## start Extracted records
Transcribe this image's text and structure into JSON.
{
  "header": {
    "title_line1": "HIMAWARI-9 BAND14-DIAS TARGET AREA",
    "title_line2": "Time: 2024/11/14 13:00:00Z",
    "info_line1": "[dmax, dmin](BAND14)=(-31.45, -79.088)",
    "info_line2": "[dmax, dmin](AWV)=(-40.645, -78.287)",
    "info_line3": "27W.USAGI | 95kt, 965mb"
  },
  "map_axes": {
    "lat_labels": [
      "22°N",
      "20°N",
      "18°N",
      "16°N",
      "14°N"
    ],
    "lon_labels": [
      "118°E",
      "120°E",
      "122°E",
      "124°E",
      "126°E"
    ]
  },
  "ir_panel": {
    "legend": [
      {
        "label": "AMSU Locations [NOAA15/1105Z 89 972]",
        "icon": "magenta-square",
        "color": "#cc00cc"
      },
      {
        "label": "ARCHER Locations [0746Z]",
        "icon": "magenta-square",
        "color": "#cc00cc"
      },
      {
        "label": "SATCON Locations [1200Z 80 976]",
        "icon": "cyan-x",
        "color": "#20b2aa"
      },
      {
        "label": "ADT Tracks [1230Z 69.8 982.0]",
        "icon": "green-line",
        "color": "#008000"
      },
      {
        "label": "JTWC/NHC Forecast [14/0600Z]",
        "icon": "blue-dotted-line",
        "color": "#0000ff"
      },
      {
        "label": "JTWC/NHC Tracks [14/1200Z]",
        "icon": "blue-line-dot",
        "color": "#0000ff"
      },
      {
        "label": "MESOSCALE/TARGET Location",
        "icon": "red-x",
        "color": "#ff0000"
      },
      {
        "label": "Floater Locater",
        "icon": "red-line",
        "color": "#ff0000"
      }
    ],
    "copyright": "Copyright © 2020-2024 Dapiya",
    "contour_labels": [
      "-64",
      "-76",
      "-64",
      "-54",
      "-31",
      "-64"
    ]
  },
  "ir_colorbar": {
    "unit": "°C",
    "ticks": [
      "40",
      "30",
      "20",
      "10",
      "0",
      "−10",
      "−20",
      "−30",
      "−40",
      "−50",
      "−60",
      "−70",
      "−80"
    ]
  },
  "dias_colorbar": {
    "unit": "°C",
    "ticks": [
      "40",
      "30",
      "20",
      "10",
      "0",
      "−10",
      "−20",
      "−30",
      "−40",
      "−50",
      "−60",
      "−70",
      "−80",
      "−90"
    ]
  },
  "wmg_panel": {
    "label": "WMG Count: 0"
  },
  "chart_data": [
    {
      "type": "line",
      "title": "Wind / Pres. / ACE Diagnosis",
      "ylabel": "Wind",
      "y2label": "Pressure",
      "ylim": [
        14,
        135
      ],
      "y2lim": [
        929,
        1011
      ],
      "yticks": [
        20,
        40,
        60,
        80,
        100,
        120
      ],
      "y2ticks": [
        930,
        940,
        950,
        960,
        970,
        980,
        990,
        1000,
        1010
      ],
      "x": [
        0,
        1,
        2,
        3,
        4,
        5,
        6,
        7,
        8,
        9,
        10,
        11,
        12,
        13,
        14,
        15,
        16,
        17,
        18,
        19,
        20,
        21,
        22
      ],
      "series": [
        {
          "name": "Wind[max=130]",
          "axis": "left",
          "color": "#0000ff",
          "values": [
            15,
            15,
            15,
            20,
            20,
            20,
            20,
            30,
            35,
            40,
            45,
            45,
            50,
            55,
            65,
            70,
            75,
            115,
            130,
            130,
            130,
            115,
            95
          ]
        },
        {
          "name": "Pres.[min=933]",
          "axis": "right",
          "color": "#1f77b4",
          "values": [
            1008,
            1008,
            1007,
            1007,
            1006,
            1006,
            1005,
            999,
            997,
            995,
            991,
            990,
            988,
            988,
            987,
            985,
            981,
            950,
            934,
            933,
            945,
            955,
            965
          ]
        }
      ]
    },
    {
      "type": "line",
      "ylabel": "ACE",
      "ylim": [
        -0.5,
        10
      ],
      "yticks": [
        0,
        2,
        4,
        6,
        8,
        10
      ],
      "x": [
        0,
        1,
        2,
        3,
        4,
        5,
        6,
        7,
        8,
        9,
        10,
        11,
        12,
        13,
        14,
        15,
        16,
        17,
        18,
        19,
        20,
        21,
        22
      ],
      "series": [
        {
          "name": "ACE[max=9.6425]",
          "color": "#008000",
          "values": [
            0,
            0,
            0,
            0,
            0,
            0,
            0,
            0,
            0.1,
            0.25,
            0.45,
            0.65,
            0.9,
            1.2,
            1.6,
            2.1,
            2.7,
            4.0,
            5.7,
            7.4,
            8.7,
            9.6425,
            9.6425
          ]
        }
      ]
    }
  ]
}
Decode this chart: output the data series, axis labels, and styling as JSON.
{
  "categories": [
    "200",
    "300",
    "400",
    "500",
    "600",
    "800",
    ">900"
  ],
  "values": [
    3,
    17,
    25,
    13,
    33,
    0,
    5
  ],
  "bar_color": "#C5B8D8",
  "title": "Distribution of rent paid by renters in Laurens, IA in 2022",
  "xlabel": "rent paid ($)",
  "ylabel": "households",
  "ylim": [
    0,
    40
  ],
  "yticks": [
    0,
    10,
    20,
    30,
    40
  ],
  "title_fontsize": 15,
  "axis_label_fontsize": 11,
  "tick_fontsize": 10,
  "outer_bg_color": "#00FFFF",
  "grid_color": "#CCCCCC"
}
## end Extracted records
Write out the full listing, keeping every line exactly as it is.

Transcribe this image's text and structure into JSON.
{
  "header": {
    "title_line1": "HIMAWARI-9 BAND14-DIAS TARGET AREA",
    "title_line2": "Time: 2024/11/14 13:00:00Z",
    "info_line1": "[dmax, dmin](BAND14)=(-31.45, -79.088)",
    "info_line2": "[dmax, dmin](AWV)=(-40.645, -78.287)",
    "info_line3": "27W.USAGI | 95kt, 965mb"
  },
  "map_axes": {
    "lat_labels": [
      "22°N",
      "20°N",
      "18°N",
      "16°N",
      "14°N"
    ],
    "lon_labels": [
      "118°E",
      "120°E",
      "122°E",
      "124°E",
      "126°E"
    ]
  },
  "ir_panel": {
    "legend": [
      {
        "label": "AMSU Locations [NOAA15/1105Z 89 972]",
        "icon": "magenta-square",
        "color": "#cc00cc"
      },
      {
        "label": "ARCHER Locations [0746Z]",
        "icon": "magenta-square",
        "color": "#cc00cc"
      },
      {
        "label": "SATCON Locations [1200Z 80 976]",
        "icon": "cyan-x",
        "color": "#20b2aa"
      },
      {
        "label": "ADT Tracks [1230Z 69.8 982.0]",
        "icon": "green-line",
        "color": "#008000"
      },
      {
        "label": "JTWC/NHC Forecast [14/0600Z]",
        "icon": "blue-dotted-line",
        "color": "#0000ff"
      },
      {
        "label": "JTWC/NHC Tracks [14/1200Z]",
        "icon": "blue-line-dot",
        "color": "#0000ff"
      },
      {
        "label": "MESOSCALE/TARGET Location",
        "icon": "red-x",
        "color": "#ff0000"
      },
      {
        "label": "Floater Locater",
        "icon": "red-line",
        "color": "#ff0000"
      }
    ],
    "copyright": "Copyright © 2020-2024 Dapiya",
    "contour_labels": [
      "-64",
      "-76",
      "-64",
      "-54",
      "-31",
      "-64"
    ]
  },
  "ir_colorbar": {
    "unit": "°C",
    "ticks": [
      "40",
      "30",
      "20",
      "10",
      "0",
      "−10",
      "−20",
      "−30",
      "−40",
      "−50",
      "−60",
      "−70",
      "−80"
    ]
  },
  "dias_colorbar": {
    "unit": "°C",
    "ticks": [
      "40",
      "30",
      "20",
      "10",
      "0",
      "−10",
      "−20",
      "−30",
      "−40",
      "−50",
      "−60",
      "−70",
      "−80",
      "−90"
    ]
  },
  "wmg_panel": {
    "label": "WMG Count: 0"
  },
  "chart_data": [
    {
      "type": "line",
      "title": "Wind / Pres. / ACE Diagnosis",
      "ylabel": "Wind",
      "y2label": "Pressure",
      "ylim": [
        14,
        135
      ],
      "y2lim": [
        929,
        1011
      ],
      "yticks": [
        20,
        40,
        60,
        80,
        100,
        120
      ],
      "y2ticks": [
        930,
        940,
        950,
        960,
        970,
        980,
        990,
        1000,
        1010
      ],
      "x": [
        0,
        1,
        2,
        3,
        4,
        5,
        6,
        7,
        8,
        9,
        10,
        11,
        12,
        13,
        14,
        15,
        16,
        17,
        18,
        19,
        20,
        21,
        22
      ],
      "series": [
        {
          "name": "Wind[max=130]",
          "axis": "left",
          "color": "#0000ff",
          "values": [
            15,
            15,
            15,
            20,
            20,
            20,
            20,
            30,
            35,
            40,
            45,
            45,
            50,
            55,
            65,
            70,
            75,
            115,
            130,
            130,
            130,
            115,
            95
          ]
        },
        {
          "name": "Pres.[min=933]",
          "axis": "right",
          "color": "#1f77b4",
          "values": [
            1008,
            1008,
            1007,
            1007,
            1006,
            1006,
            1005,
            999,
            997,
            995,
            991,
            990,
            988,
            988,
            987,
            985,
            981,
            950,
            934,
            933,
            945,
            955,
            965
          ]
        }
      ]
    },
    {
      "type": "line",
      "ylabel": "ACE",
      "ylim": [
        -0.5,
        10
      ],
      "yticks": [
        0,
        2,
        4,
        6,
        8,
        10
      ],
      "x": [
        0,
        1,
        2,
        3,
        4,
        5,
        6,
        7,
        8,
        9,
        10,
        11,
        12,
        13,
        14,
        15,
        16,
        17,
        18,
        19,
        20,
        21,
        22
      ],
      "series": [
        {
          "name": "ACE[max=9.6425]",
          "color": "#008000",
          "values": [
            0,
            0,
            0,
            0,
            0,
            0,
            0,
            0,
            0.1,
            0.25,
            0.45,
            0.65,
            0.9,
            1.2,
            1.6,
            2.1,
            2.7,
            4.0,
            5.7,
            7.4,
            8.7,
            9.6425,
            9.6425
          ]
        }
      ]
    }
  ]
}
Decode this chart: output the data series, axis labels, and styling as JSON.
{
  "categories": [
    "200",
    "300",
    "400",
    "500",
    "600",
    "800",
    ">900"
  ],
  "values": [
    3,
    17,
    25,
    13,
    33,
    0,
    5
  ],
  "bar_color": "#C5B8D8",
  "title": "Distribution of rent paid by renters in Laurens, IA in 2022",
  "xlabel": "rent paid ($)",
  "ylabel": "households",
  "ylim": [
    0,
    40
  ],
  "yticks": [
    0,
    10,
    20,
    30,
    40
  ],
  "title_fontsize": 15,
  "axis_label_fontsize": 11,
  "tick_fontsize": 10,
  "outer_bg_color": "#00FFFF",
  "grid_color": "#CCCCCC"
}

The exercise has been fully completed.